-- BEGIN Source records --

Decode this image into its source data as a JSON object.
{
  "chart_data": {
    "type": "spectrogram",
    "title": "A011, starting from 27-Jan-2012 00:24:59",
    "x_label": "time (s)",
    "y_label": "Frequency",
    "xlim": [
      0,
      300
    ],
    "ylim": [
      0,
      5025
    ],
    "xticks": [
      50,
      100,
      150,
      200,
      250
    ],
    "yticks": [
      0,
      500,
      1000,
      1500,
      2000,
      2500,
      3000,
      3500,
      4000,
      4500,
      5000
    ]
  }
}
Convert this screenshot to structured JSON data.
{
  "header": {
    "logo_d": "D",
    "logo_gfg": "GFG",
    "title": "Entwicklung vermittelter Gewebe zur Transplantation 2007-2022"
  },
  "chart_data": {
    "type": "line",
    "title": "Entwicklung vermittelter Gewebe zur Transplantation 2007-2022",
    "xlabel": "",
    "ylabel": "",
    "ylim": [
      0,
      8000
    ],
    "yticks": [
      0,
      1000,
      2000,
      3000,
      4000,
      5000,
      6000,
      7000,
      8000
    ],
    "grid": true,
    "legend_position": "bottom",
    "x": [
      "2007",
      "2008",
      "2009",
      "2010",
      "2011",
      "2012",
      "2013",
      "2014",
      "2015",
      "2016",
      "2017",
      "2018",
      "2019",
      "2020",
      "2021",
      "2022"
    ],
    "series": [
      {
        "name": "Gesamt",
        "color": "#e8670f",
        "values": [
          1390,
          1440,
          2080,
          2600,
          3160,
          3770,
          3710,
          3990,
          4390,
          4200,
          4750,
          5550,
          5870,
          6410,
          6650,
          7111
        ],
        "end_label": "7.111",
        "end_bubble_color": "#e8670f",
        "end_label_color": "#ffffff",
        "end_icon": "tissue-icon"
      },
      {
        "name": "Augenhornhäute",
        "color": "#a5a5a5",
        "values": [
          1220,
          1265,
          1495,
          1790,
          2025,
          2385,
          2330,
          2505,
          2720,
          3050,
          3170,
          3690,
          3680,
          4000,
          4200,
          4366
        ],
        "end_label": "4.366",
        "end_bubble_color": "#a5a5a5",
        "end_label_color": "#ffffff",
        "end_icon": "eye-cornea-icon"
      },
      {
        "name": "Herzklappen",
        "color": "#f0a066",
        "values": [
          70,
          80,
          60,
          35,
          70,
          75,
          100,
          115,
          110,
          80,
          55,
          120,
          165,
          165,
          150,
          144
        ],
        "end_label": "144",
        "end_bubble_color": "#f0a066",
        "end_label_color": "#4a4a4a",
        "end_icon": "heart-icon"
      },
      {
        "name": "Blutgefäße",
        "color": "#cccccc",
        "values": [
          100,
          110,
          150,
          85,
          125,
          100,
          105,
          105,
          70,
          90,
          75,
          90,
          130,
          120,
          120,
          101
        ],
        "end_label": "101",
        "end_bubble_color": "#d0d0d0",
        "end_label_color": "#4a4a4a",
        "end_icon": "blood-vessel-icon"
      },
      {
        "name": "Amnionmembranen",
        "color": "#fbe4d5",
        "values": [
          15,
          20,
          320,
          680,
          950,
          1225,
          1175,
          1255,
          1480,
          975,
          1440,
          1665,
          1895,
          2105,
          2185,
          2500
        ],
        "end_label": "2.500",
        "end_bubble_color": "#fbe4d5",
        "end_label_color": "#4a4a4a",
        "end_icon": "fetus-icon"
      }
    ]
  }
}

-- END Source records --

» **Stated problem**
Find how many of the lines above have the word "title" in them. State only that number.

» **Exercise response**
3